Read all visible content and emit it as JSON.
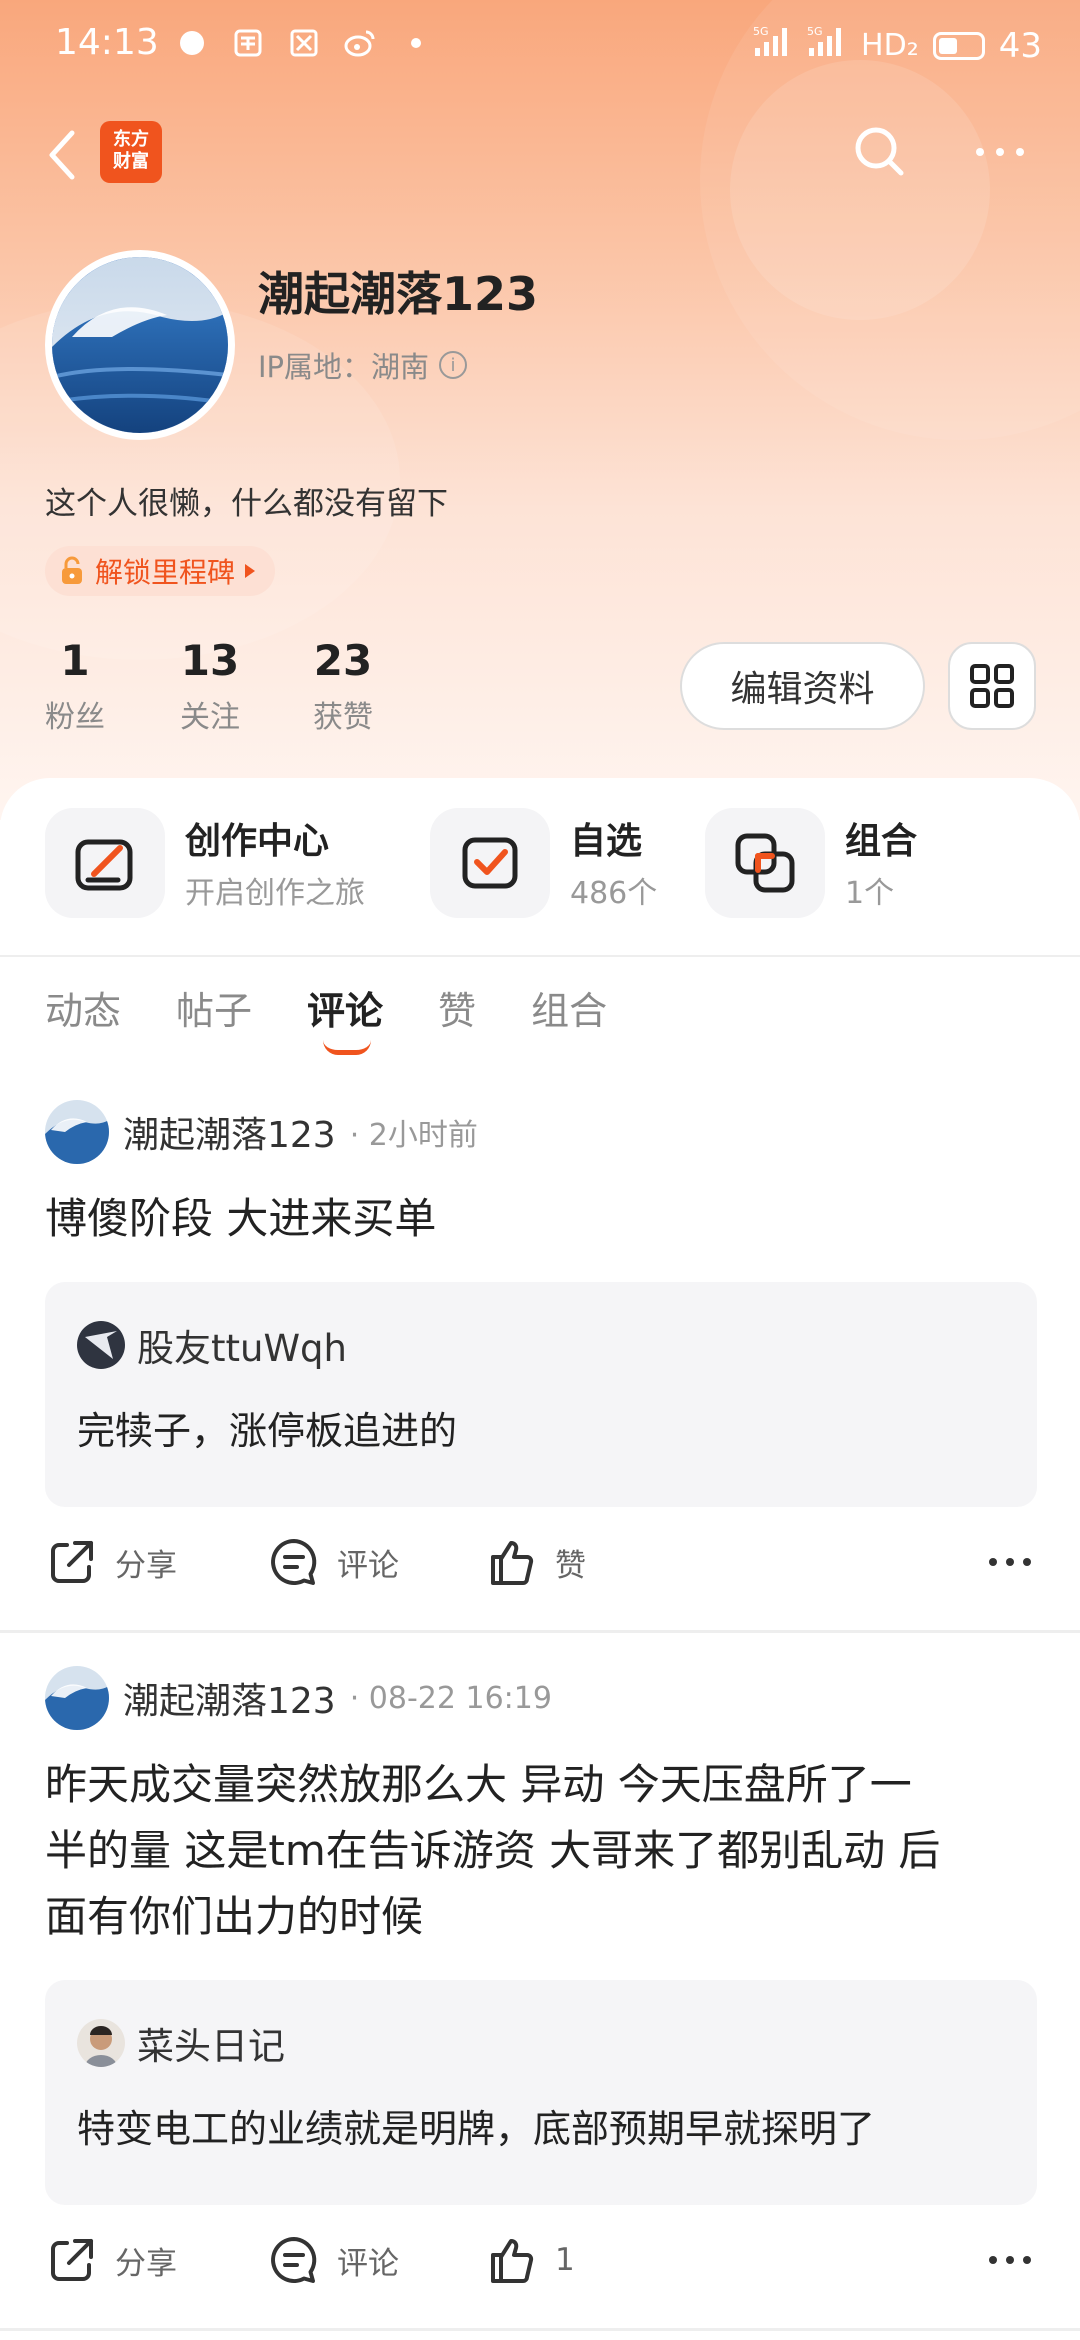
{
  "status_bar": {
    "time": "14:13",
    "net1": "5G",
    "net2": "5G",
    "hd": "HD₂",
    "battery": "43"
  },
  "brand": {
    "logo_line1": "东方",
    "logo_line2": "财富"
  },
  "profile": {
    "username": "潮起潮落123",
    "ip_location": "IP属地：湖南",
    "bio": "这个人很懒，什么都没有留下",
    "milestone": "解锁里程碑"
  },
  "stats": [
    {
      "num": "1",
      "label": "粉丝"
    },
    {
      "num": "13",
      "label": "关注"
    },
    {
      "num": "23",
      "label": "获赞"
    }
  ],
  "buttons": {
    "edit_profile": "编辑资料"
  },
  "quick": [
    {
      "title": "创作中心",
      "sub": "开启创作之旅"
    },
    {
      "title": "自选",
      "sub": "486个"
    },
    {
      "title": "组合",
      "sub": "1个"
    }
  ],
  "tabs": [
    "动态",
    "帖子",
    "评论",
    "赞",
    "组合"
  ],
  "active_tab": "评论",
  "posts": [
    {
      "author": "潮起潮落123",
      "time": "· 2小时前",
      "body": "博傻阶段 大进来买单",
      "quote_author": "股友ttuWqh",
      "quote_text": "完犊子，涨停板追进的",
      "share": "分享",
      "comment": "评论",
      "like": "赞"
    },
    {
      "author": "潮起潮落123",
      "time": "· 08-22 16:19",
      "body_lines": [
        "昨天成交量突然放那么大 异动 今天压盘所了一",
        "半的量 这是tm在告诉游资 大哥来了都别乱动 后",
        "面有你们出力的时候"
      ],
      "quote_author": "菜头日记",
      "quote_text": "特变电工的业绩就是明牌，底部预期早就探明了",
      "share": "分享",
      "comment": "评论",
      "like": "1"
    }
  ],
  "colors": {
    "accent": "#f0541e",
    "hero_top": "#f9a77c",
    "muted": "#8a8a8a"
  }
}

##############################

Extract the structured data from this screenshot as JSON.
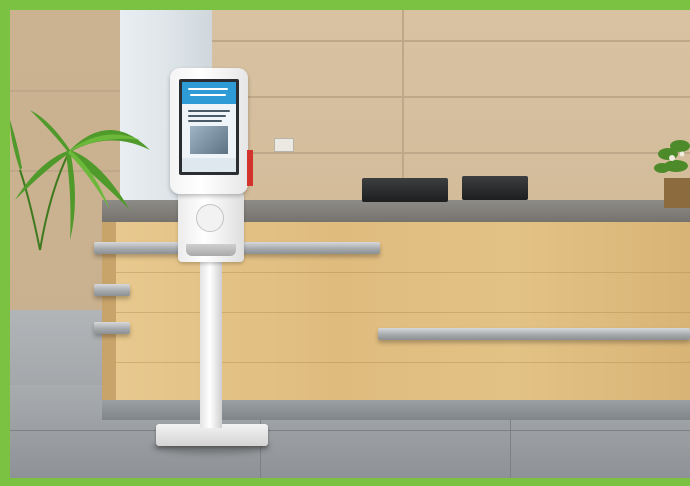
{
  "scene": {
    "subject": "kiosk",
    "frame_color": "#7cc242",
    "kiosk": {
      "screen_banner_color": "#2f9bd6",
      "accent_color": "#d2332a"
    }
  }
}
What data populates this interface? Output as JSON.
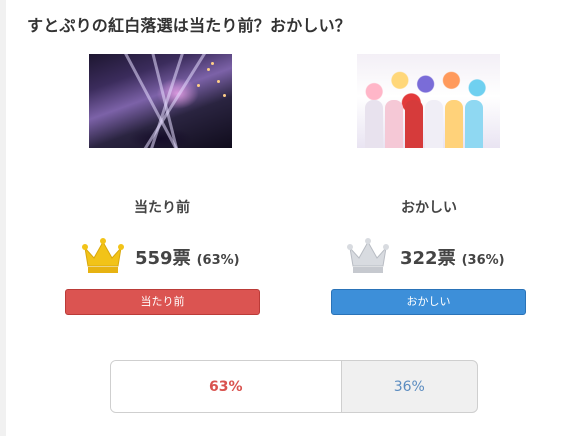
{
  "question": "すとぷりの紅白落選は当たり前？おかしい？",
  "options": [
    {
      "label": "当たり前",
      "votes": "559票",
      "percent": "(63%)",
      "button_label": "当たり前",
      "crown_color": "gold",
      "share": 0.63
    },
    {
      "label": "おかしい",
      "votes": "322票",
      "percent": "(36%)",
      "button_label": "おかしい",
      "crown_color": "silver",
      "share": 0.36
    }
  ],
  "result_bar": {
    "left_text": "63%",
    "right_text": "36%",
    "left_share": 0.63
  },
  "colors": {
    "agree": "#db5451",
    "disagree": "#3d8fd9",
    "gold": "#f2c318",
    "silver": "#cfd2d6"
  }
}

##############################

- Set exercise -
Copy, from the material, each line that holds the string "おかしい".

- Solution to the problem -
  "question": "すとぷりの紅白落選は当たり前？おかしい？",
      "label": "おかしい",
      "button_label": "おかしい",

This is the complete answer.